WRITTEN TASK —
In the data below, find every line that has the string "ἐπιφάνειαν", and copy it.

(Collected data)
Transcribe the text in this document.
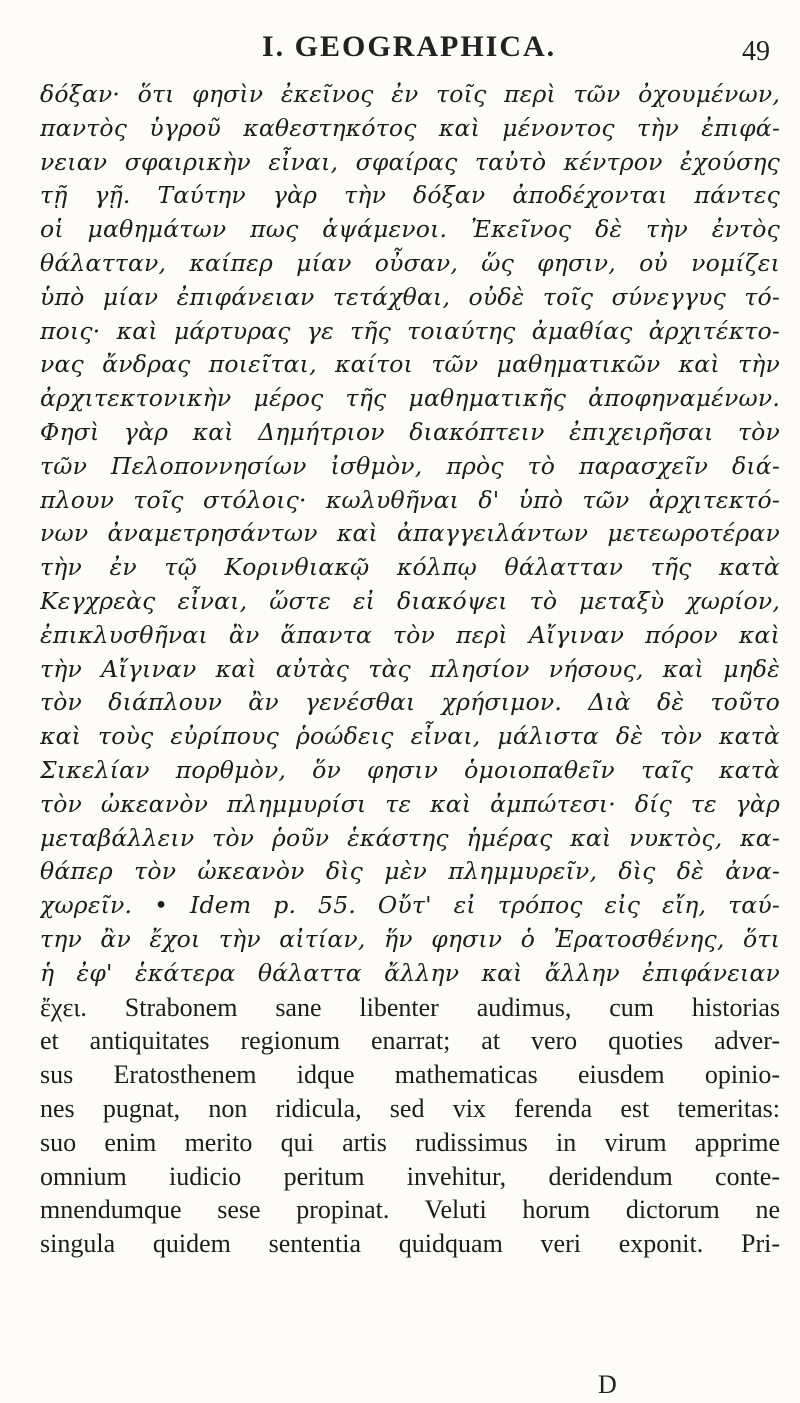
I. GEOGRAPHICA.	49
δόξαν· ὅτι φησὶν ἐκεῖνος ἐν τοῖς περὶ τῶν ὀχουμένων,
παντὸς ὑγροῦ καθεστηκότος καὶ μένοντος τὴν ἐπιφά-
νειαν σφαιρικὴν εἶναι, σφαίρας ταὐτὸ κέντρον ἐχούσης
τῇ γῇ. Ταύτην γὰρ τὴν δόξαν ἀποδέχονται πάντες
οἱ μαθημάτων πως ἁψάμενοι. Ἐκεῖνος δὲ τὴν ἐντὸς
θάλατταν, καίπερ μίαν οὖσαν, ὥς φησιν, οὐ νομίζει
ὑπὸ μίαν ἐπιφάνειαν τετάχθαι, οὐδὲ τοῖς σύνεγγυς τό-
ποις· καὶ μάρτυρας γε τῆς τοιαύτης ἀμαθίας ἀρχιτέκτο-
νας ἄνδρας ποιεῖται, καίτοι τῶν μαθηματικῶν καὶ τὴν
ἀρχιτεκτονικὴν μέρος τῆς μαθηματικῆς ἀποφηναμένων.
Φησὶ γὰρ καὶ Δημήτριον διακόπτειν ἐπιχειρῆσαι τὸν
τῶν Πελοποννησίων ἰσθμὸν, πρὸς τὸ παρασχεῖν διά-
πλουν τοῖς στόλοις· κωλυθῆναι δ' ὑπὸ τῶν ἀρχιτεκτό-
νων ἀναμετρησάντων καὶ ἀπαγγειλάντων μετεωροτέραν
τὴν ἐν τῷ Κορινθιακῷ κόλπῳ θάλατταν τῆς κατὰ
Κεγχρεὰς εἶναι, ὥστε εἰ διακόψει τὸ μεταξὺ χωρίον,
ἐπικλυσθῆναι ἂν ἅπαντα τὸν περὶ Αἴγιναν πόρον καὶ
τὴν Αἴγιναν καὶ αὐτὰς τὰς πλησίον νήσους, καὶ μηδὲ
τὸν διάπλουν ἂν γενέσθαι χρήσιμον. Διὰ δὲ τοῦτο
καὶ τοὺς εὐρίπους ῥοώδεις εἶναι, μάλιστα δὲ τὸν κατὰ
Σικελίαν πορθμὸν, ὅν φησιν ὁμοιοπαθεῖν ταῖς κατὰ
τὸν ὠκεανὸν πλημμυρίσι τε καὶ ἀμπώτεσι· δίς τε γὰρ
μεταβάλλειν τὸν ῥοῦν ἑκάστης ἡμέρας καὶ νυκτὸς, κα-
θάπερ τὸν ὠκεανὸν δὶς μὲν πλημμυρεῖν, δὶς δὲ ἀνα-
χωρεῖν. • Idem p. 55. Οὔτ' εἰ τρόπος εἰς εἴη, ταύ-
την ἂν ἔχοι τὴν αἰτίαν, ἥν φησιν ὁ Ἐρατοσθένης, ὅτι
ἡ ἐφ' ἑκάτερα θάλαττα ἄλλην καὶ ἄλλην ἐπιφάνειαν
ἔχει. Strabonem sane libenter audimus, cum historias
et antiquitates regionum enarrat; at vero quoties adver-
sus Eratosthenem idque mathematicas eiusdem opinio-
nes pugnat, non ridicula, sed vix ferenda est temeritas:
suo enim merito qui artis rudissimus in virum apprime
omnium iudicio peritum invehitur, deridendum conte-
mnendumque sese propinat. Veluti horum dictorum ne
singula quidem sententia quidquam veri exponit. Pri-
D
--
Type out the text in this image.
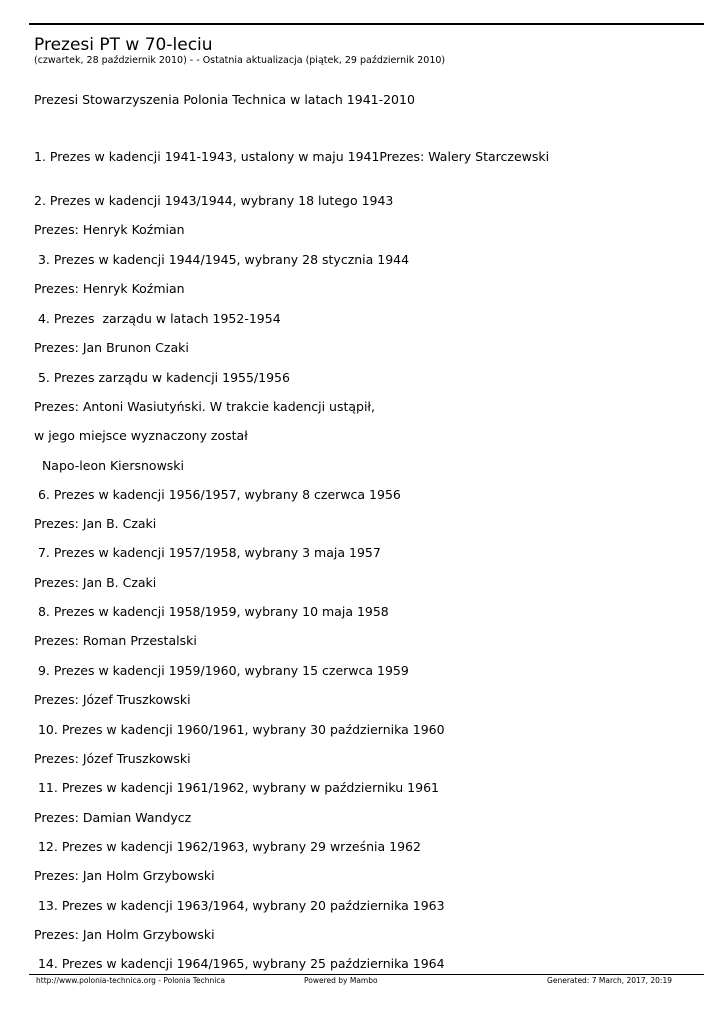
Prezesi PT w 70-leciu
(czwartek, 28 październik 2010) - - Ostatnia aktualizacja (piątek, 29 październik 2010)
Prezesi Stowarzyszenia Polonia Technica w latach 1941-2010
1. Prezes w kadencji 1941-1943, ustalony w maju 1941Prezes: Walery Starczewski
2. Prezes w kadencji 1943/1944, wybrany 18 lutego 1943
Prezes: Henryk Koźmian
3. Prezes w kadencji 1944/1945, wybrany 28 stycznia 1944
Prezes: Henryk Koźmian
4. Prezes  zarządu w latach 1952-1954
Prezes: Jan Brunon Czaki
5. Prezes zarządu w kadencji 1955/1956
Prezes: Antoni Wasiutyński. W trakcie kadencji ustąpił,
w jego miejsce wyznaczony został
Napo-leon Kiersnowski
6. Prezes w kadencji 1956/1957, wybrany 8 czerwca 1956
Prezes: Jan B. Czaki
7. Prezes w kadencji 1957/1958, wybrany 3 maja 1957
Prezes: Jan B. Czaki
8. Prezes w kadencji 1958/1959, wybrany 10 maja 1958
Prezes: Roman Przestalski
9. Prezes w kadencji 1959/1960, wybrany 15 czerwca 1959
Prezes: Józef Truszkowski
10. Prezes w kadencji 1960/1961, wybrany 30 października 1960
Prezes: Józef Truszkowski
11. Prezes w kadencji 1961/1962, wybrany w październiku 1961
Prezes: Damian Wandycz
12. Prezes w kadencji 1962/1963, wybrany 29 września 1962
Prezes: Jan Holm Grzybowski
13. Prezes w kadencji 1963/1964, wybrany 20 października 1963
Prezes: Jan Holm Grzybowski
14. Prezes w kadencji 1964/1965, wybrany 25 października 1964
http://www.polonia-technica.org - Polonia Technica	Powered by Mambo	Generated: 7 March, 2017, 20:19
---
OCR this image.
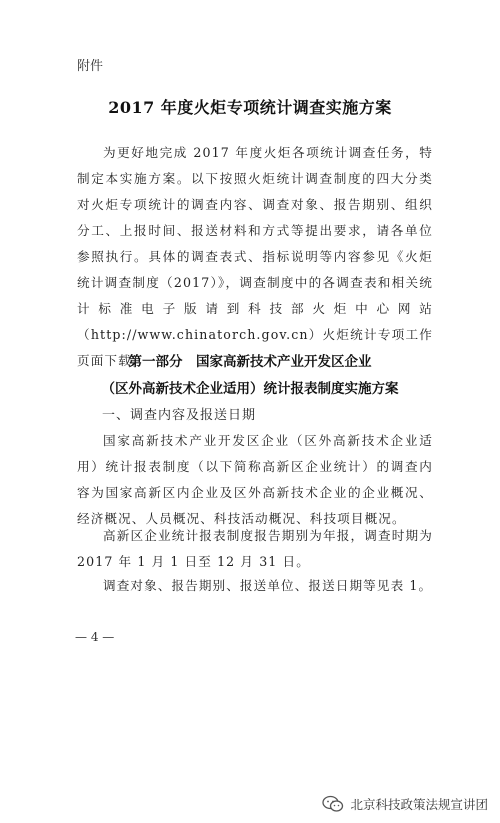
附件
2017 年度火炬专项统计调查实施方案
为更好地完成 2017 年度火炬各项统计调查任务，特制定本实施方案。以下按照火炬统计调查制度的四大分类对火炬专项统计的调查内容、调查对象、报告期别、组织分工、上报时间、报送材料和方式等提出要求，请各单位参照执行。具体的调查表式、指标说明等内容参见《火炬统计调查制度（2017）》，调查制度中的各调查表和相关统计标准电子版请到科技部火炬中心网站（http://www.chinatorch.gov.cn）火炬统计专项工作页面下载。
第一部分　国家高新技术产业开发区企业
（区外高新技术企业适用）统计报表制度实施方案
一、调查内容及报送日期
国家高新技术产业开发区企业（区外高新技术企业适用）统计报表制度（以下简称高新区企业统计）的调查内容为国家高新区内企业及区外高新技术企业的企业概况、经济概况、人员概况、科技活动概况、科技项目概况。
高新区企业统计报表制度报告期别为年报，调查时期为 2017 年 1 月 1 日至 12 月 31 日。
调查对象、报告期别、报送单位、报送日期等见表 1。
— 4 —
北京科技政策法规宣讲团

OUTPUT OF THE TASK —
ὑπὸ μίαν ἐπιφάνειαν τετάχθαι, οὐδὲ τοῖς σύνεγγυς τό-
ἡ ἐφ' ἑκάτερα θάλαττα ἄλλην καὶ ἄλλην ἐπιφάνειαν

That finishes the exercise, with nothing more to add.